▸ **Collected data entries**
------------

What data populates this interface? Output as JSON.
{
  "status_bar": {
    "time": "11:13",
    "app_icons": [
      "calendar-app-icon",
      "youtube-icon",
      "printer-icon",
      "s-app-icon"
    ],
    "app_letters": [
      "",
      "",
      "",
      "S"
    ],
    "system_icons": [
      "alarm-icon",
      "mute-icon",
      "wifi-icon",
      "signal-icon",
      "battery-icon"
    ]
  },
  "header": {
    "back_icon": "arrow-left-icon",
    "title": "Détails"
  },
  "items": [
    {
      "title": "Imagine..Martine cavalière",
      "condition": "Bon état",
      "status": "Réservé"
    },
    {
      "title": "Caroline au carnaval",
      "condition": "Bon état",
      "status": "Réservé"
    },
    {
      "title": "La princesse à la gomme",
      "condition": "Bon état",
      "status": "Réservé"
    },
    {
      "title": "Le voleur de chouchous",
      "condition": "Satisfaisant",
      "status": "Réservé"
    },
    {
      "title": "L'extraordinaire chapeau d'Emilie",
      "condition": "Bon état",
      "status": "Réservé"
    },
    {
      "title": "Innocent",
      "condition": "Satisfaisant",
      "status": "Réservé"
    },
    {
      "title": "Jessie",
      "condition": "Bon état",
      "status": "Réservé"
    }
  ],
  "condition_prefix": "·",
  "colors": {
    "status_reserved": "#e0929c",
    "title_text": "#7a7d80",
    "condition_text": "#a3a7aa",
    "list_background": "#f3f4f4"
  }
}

------------

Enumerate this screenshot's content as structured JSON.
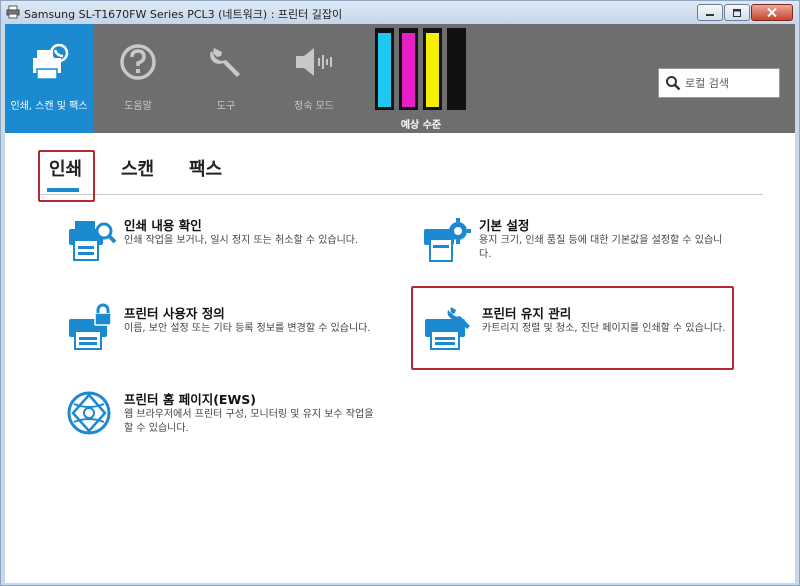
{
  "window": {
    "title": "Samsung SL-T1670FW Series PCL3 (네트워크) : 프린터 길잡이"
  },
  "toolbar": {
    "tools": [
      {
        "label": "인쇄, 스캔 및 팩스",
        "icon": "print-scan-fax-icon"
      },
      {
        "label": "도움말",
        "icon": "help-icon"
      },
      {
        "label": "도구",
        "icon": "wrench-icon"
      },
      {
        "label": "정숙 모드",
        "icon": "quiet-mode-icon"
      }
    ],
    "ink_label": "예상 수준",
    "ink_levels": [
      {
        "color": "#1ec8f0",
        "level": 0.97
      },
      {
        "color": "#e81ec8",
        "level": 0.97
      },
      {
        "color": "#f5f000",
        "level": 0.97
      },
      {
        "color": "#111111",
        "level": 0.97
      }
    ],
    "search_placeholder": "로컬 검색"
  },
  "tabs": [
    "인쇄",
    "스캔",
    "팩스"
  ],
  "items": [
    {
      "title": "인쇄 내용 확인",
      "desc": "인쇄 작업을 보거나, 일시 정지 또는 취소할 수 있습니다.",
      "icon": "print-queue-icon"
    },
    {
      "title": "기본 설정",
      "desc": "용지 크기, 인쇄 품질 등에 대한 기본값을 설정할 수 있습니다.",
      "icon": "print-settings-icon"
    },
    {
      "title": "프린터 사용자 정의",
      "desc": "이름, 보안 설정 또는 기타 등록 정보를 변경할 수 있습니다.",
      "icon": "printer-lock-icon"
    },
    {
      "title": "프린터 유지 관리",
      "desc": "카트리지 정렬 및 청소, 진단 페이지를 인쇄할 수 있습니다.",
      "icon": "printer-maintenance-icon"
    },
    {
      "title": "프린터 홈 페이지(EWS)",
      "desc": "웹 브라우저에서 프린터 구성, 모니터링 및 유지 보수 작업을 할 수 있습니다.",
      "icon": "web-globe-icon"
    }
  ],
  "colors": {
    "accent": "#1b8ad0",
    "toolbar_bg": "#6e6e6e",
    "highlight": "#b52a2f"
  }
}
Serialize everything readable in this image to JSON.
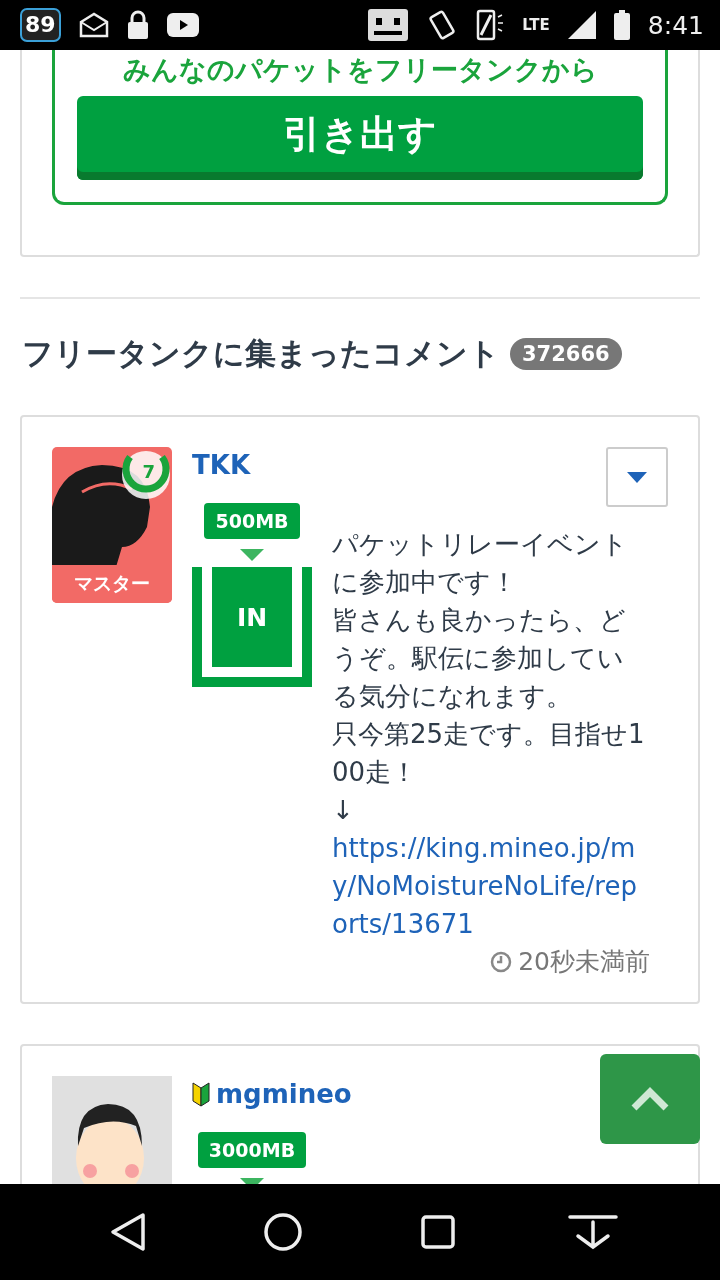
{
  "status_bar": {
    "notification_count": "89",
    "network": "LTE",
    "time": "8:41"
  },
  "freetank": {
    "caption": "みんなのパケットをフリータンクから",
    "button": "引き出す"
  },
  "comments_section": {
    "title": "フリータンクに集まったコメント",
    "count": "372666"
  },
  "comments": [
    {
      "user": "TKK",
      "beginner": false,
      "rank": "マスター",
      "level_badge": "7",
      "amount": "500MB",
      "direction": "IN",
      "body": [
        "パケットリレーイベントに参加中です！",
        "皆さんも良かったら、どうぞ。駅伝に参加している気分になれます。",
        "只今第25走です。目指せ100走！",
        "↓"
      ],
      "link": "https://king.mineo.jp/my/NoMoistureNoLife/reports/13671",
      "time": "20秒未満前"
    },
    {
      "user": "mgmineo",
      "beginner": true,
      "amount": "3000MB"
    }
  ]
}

------------

▸ **Problem to solve**
Tally up the lines holding the word "desc" in the data above, and answer with that figure only.

▸ **Written answer**
5